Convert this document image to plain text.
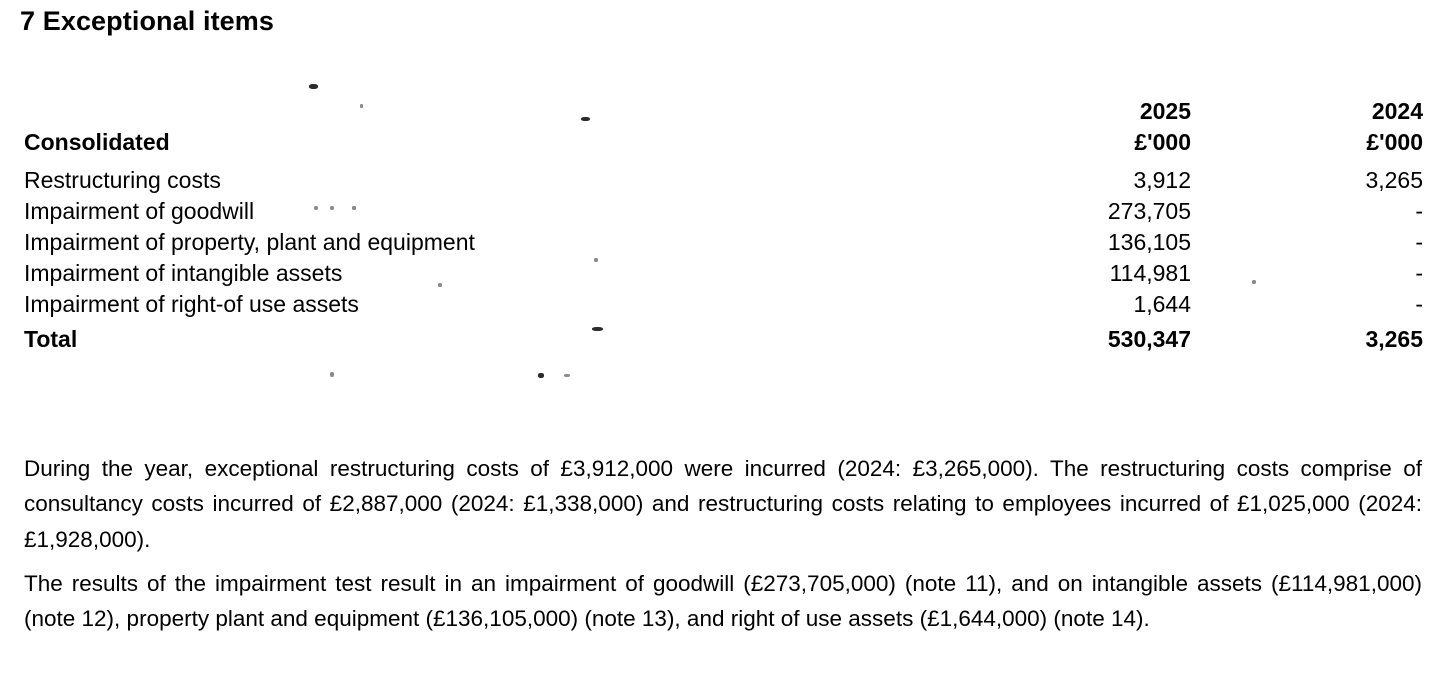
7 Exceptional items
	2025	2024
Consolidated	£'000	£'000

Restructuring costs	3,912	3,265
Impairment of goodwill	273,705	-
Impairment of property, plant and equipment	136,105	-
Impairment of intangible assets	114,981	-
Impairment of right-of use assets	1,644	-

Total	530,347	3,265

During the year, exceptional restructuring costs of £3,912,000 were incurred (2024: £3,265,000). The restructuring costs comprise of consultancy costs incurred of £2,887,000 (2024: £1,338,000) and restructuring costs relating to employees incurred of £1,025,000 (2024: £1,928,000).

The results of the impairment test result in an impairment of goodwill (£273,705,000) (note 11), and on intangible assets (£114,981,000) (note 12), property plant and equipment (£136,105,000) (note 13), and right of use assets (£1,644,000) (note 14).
•••••
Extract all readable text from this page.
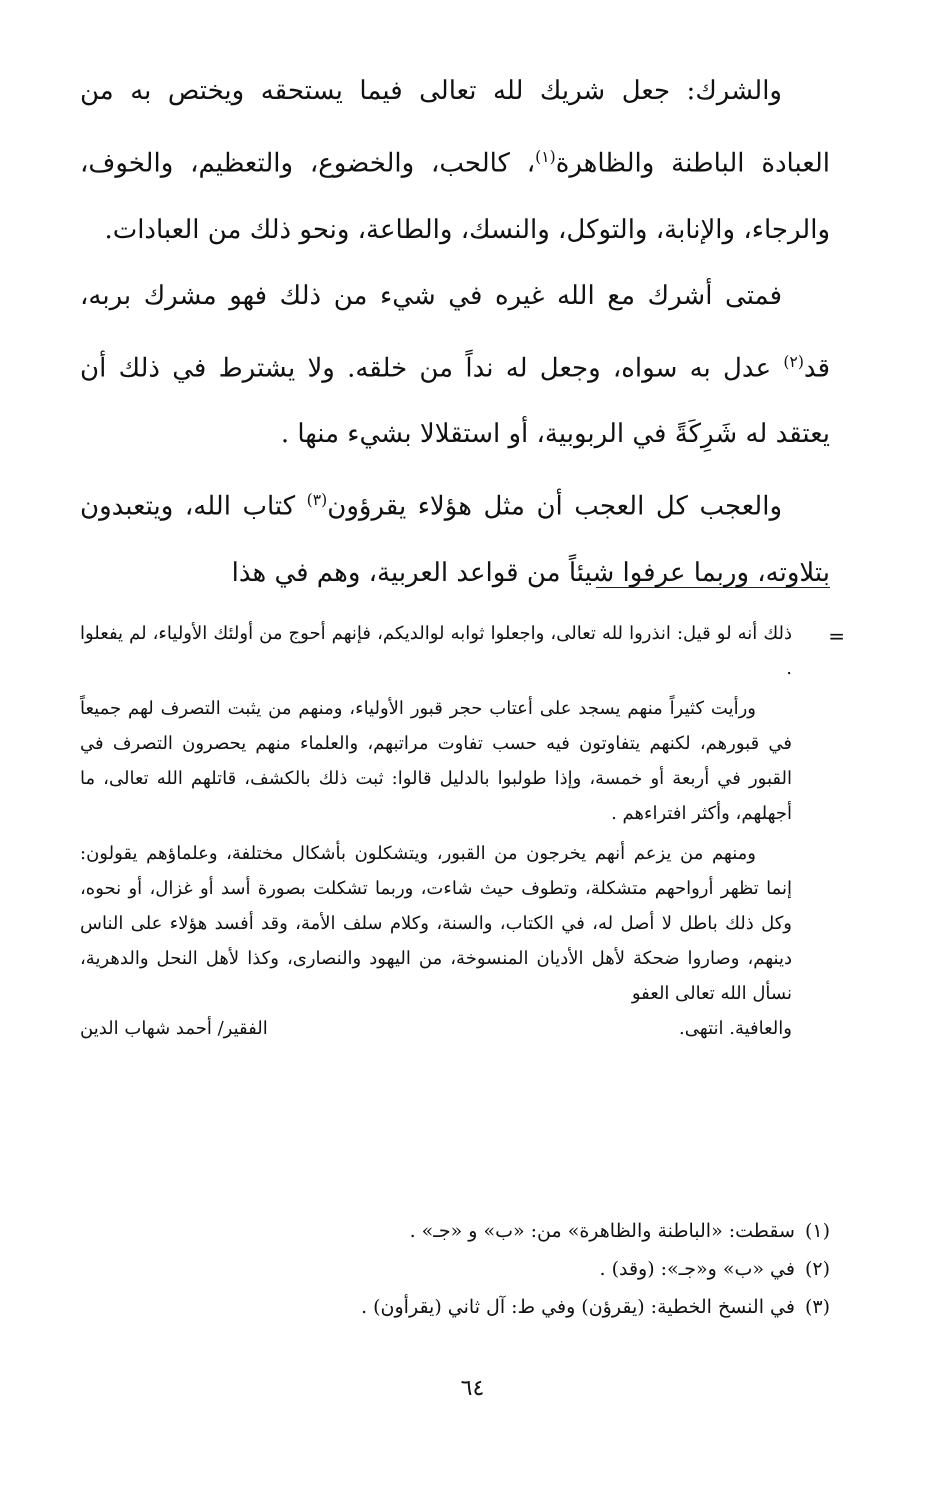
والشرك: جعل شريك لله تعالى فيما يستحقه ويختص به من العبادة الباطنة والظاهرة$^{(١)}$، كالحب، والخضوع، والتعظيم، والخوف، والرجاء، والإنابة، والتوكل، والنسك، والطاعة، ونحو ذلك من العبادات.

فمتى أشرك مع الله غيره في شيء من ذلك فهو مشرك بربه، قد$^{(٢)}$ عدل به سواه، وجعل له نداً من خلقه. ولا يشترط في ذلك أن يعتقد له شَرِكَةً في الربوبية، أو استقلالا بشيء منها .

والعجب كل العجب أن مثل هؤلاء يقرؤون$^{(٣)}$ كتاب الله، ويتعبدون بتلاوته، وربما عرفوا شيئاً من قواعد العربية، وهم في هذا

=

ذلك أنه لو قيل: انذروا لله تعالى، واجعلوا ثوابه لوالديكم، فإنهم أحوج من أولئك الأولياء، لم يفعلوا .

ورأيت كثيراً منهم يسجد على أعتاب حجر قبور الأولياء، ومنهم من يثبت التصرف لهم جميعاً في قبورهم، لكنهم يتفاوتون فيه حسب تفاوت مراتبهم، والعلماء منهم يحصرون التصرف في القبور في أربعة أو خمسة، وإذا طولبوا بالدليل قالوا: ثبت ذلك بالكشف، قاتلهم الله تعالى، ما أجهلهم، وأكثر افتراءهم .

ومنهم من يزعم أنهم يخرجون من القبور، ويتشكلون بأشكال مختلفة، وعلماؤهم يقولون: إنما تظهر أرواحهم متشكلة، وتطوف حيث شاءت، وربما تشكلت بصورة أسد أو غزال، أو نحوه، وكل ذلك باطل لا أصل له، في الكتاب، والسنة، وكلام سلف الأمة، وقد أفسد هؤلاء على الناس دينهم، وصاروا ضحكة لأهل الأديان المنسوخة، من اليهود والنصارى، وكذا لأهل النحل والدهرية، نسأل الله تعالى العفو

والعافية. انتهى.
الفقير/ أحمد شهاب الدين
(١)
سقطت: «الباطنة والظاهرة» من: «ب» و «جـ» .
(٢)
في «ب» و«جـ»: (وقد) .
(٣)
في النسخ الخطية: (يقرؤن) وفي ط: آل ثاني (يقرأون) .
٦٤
•••••
Pick out, from the lines above, every one that contains the string "وربما".

والعجب كل العجب أن مثل هؤلاء يقرؤون$^{(٣)}$ كتاب الله، ويتعبدون بتلاوته، وربما عرفوا شيئاً من قواعد العربية، وهم في هذا
ومنهم من يزعم أنهم يخرجون من القبور، ويتشكلون بأشكال مختلفة، وعلماؤهم يقولون: إنما تظهر أرواحهم متشكلة، وتطوف حيث شاءت، وربما تشكلت بصورة أسد أو غزال، أو نحوه، وكل ذلك باطل لا أصل له، في الكتاب، والسنة، وكلام سلف الأمة، وقد أفسد هؤلاء على الناس دينهم، وصاروا ضحكة لأهل الأديان المنسوخة، من اليهود والنصارى، وكذا لأهل النحل والدهرية، نسأل الله تعالى العفو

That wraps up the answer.